## Items
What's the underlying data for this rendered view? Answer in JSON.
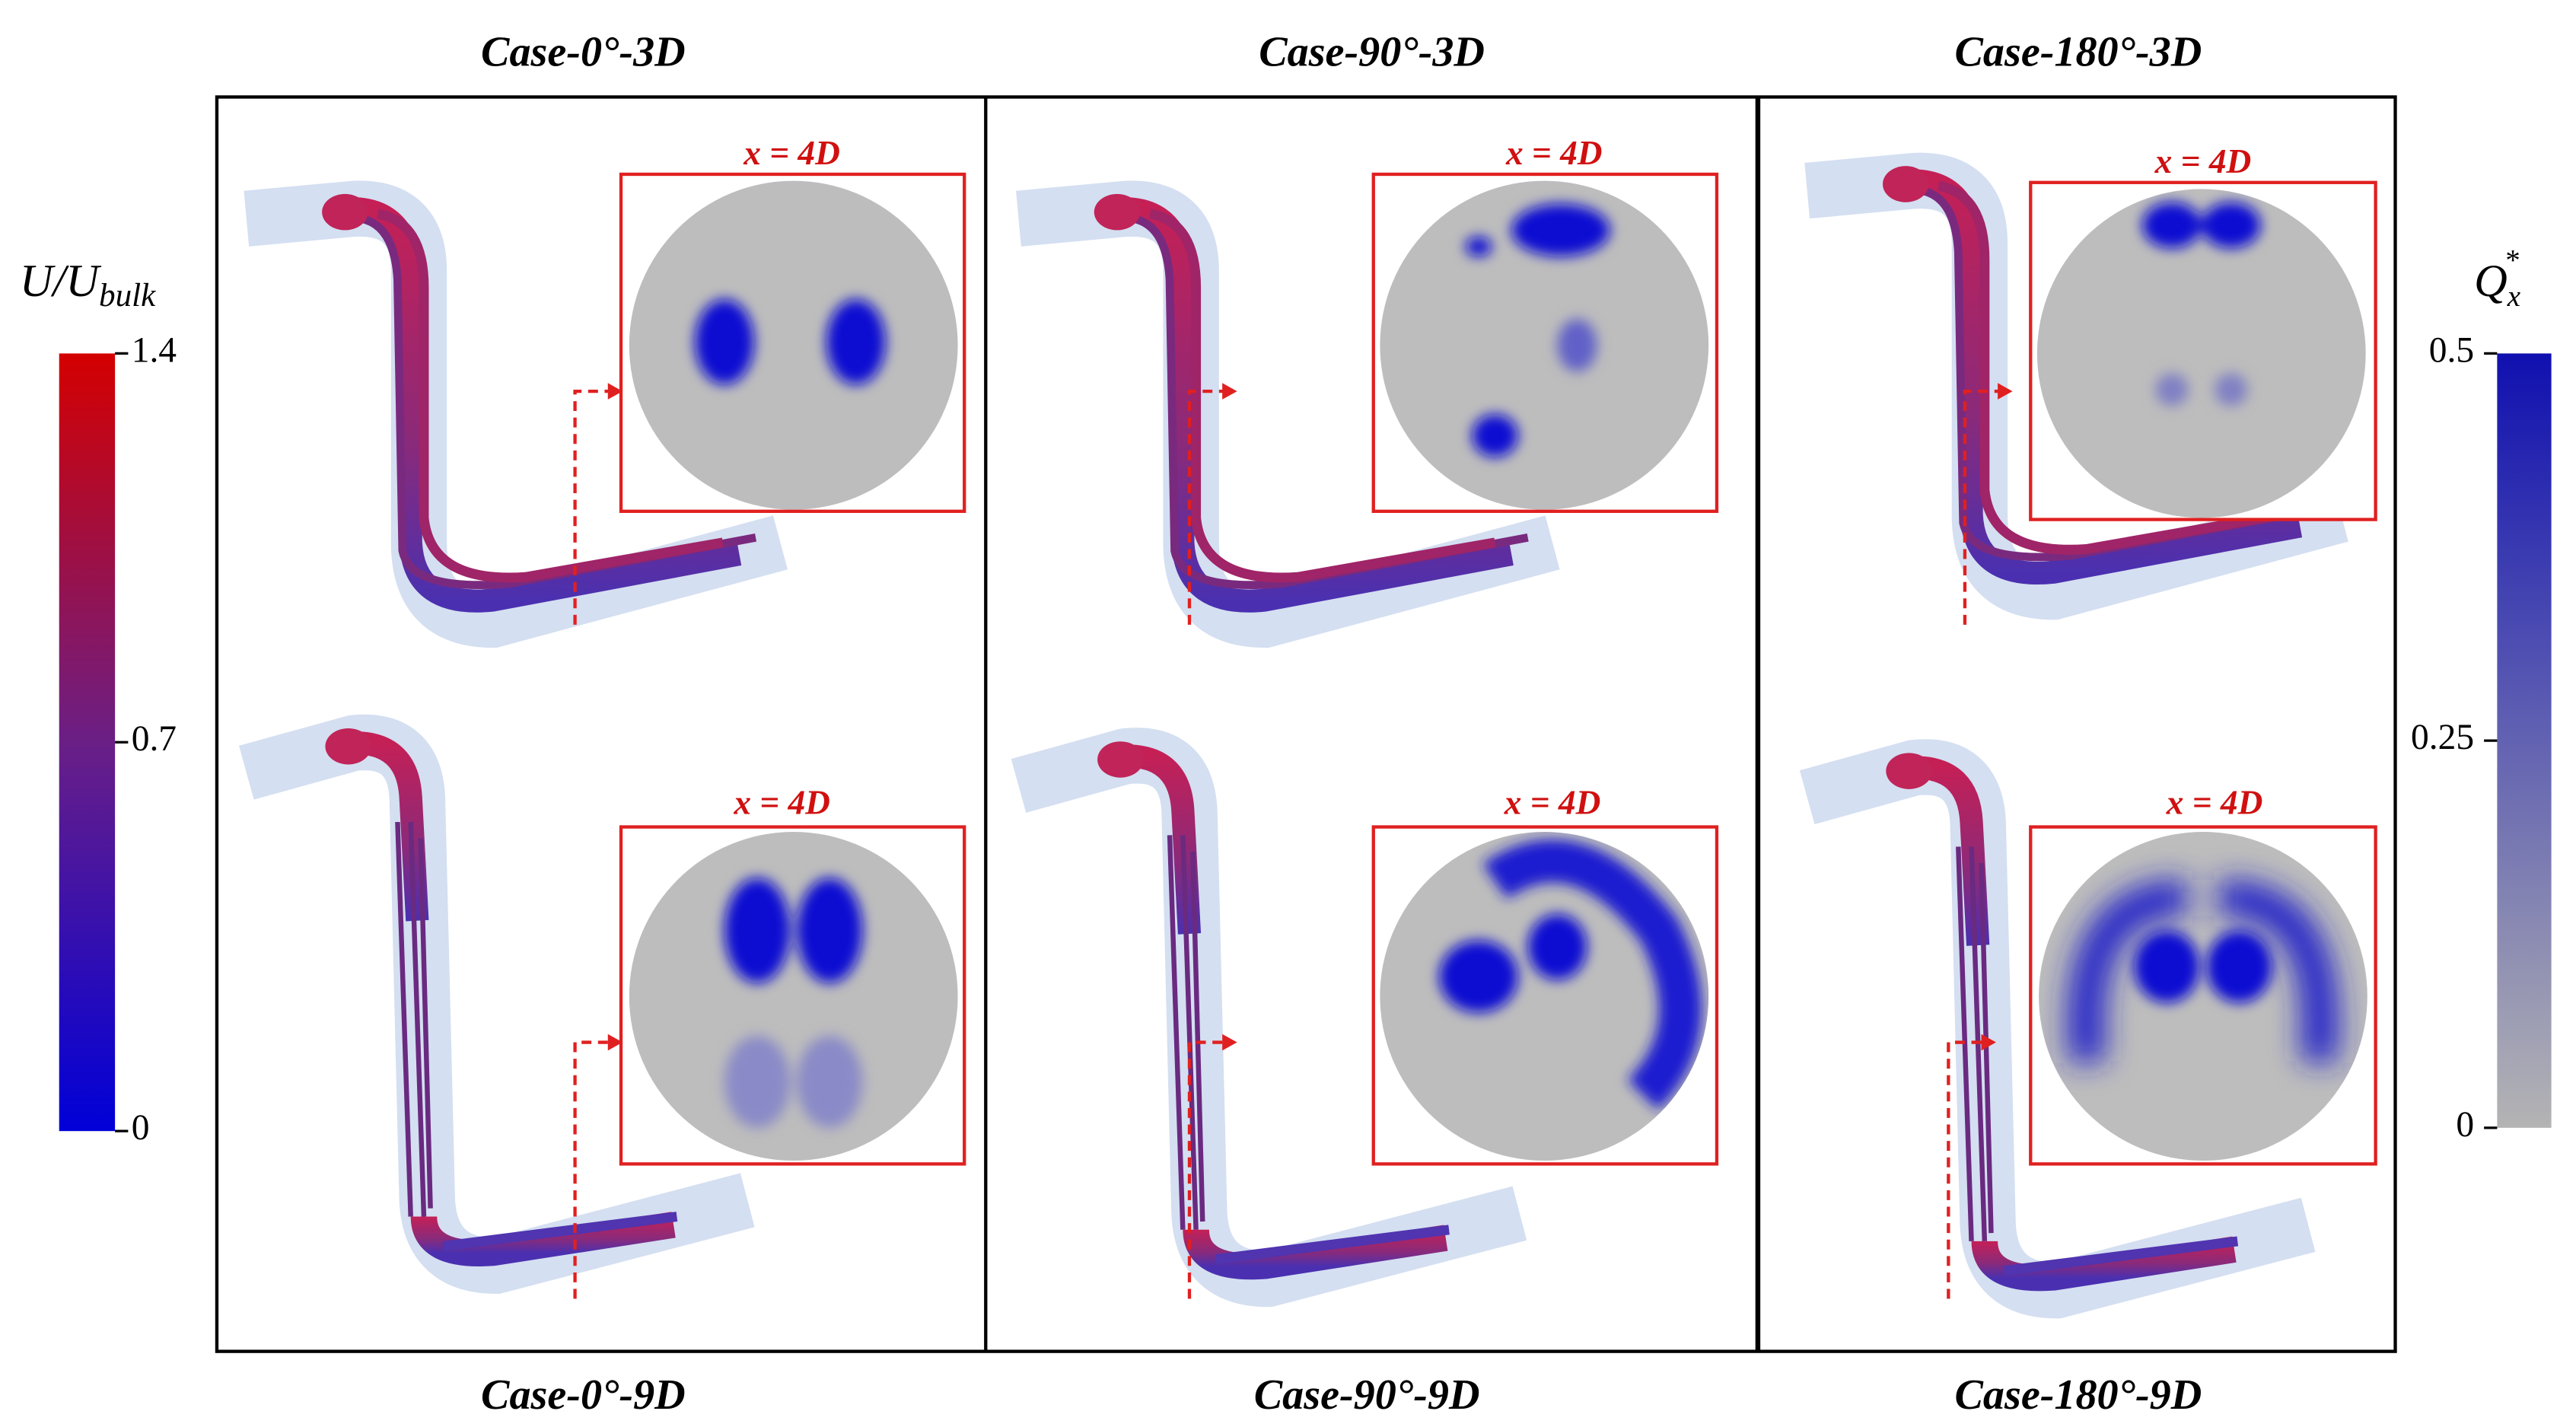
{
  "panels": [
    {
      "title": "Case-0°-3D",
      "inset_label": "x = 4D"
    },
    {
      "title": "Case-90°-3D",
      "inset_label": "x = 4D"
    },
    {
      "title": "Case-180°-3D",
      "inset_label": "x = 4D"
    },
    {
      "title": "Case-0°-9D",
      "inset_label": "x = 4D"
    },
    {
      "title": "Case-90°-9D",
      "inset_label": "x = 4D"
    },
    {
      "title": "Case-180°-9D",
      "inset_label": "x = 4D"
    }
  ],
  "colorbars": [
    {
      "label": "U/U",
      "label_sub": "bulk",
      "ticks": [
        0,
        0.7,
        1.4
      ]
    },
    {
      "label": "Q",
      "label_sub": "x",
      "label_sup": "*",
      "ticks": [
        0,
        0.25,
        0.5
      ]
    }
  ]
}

---

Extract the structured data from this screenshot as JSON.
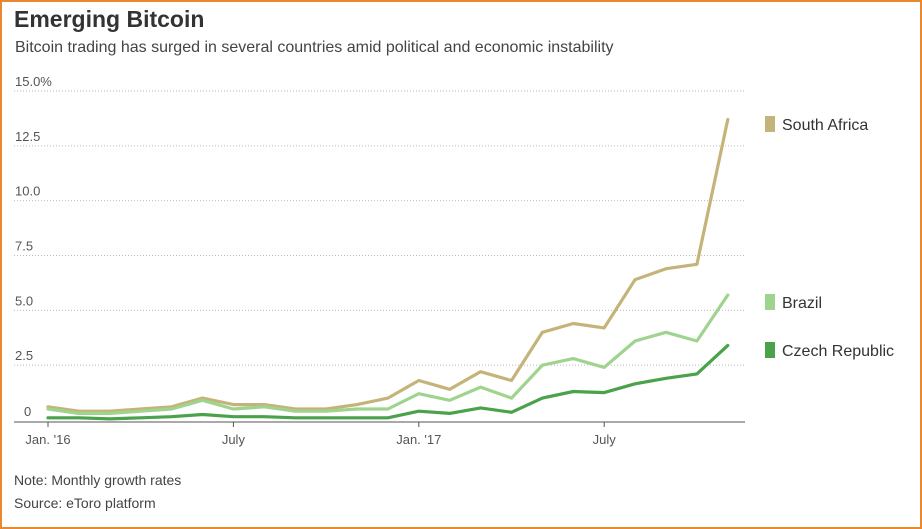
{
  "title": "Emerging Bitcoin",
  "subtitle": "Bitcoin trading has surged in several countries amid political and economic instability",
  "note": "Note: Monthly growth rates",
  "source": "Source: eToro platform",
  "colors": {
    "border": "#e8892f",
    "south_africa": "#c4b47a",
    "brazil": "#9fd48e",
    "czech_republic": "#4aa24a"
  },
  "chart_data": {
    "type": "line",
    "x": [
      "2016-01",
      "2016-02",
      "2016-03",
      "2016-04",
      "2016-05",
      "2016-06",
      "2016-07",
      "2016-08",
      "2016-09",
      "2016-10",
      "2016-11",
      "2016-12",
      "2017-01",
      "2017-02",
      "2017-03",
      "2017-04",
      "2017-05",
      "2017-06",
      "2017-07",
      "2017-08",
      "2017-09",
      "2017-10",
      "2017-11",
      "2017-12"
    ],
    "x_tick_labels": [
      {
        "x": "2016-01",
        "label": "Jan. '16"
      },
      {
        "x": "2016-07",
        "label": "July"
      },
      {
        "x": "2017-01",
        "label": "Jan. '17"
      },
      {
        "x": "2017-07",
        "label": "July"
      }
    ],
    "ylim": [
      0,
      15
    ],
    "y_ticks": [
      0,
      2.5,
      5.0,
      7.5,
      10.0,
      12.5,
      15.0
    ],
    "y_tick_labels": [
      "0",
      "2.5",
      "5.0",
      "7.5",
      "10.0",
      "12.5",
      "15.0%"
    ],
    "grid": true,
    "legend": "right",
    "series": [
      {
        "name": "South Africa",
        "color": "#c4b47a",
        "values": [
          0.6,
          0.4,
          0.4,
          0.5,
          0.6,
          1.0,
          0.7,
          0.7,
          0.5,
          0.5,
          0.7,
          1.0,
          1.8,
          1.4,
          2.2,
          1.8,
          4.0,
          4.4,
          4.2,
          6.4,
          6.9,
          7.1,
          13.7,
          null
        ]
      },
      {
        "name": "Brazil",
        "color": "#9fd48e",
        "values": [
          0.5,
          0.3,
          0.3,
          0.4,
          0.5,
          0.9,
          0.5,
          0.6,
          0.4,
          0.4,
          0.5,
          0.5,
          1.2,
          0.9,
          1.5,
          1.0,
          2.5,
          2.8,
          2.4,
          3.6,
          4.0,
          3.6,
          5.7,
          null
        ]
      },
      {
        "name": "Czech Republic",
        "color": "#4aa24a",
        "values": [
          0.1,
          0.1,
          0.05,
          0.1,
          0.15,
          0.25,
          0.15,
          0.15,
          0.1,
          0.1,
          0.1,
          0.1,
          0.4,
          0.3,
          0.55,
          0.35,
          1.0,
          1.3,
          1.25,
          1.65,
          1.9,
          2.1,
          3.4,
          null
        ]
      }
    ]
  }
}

--

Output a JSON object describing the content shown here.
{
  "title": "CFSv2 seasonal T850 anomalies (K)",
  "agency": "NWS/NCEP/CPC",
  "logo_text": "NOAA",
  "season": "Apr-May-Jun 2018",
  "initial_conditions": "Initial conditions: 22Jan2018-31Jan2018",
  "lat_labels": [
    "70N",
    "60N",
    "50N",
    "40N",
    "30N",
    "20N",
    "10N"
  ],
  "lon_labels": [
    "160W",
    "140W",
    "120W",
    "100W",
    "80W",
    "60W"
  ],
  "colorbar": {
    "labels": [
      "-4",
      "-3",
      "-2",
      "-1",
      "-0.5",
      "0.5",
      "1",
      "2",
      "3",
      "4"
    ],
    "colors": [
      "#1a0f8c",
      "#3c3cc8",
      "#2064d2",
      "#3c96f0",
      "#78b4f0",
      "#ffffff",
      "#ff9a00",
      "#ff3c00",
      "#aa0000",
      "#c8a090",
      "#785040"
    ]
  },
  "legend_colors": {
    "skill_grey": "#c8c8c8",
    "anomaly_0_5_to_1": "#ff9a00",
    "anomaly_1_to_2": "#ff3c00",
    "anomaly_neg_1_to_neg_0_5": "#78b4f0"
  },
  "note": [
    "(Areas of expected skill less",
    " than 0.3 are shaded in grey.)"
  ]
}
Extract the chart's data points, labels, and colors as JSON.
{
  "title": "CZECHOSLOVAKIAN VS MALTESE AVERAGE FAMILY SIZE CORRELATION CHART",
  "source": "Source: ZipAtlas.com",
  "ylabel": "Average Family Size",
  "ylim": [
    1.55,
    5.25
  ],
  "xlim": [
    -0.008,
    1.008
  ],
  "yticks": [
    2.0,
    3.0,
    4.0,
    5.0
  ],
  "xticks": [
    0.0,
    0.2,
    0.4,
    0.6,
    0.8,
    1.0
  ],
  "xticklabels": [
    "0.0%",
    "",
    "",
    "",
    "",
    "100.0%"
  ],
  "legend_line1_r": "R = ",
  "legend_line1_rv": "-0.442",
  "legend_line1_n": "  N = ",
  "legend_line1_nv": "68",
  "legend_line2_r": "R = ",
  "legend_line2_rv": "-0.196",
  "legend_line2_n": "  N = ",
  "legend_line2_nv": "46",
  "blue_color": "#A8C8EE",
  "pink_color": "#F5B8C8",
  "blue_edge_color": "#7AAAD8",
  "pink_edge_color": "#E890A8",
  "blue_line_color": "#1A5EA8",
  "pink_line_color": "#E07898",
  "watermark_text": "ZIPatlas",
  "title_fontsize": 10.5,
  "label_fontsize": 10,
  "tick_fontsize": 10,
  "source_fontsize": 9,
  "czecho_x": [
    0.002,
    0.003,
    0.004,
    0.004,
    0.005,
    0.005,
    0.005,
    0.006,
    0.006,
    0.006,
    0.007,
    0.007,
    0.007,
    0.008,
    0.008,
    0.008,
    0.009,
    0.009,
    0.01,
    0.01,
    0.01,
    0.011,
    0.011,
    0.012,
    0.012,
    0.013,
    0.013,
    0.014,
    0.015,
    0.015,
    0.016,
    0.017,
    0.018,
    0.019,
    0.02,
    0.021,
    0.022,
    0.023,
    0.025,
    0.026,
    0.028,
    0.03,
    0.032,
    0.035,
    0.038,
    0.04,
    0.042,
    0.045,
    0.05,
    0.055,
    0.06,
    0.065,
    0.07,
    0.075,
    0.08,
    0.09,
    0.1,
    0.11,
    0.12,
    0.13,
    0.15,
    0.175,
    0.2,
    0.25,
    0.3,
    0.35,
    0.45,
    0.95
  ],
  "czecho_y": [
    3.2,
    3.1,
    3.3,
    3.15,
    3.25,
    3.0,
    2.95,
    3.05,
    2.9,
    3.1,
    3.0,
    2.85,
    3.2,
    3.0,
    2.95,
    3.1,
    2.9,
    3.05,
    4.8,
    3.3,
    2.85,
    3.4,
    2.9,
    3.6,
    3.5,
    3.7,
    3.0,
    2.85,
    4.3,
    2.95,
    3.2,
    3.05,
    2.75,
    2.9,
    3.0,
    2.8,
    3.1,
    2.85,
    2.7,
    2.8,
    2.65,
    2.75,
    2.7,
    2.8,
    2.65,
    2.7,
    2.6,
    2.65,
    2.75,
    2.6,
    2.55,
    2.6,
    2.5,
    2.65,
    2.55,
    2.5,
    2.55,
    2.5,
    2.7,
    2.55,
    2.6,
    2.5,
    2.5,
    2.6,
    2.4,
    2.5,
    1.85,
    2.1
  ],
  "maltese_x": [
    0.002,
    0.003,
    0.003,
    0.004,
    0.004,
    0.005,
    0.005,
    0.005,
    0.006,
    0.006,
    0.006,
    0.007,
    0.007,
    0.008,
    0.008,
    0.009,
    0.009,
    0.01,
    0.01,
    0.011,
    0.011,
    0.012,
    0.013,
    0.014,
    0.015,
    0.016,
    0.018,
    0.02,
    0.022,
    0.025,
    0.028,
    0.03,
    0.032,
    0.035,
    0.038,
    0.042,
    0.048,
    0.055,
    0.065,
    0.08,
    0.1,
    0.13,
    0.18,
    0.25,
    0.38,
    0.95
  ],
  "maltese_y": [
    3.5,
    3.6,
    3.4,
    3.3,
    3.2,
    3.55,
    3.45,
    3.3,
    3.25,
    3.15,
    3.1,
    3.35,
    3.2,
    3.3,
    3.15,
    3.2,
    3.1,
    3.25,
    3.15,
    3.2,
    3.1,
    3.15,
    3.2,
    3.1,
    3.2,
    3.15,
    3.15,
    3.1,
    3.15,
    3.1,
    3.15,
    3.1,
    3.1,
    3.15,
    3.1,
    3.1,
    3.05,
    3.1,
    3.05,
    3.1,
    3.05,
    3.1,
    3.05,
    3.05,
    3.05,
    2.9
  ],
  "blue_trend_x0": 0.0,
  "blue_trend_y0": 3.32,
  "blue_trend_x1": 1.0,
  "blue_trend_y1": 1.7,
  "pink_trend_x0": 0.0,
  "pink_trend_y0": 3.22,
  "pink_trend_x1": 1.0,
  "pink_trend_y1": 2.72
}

## What is asked
Check every line for "Case" and show the ones that have it.

## Output
      "title": "Case-0°-3D",
      "title": "Case-90°-3D",
      "title": "Case-180°-3D",
      "title": "Case-0°-9D",
      "title": "Case-90°-9D",
      "title": "Case-180°-9D",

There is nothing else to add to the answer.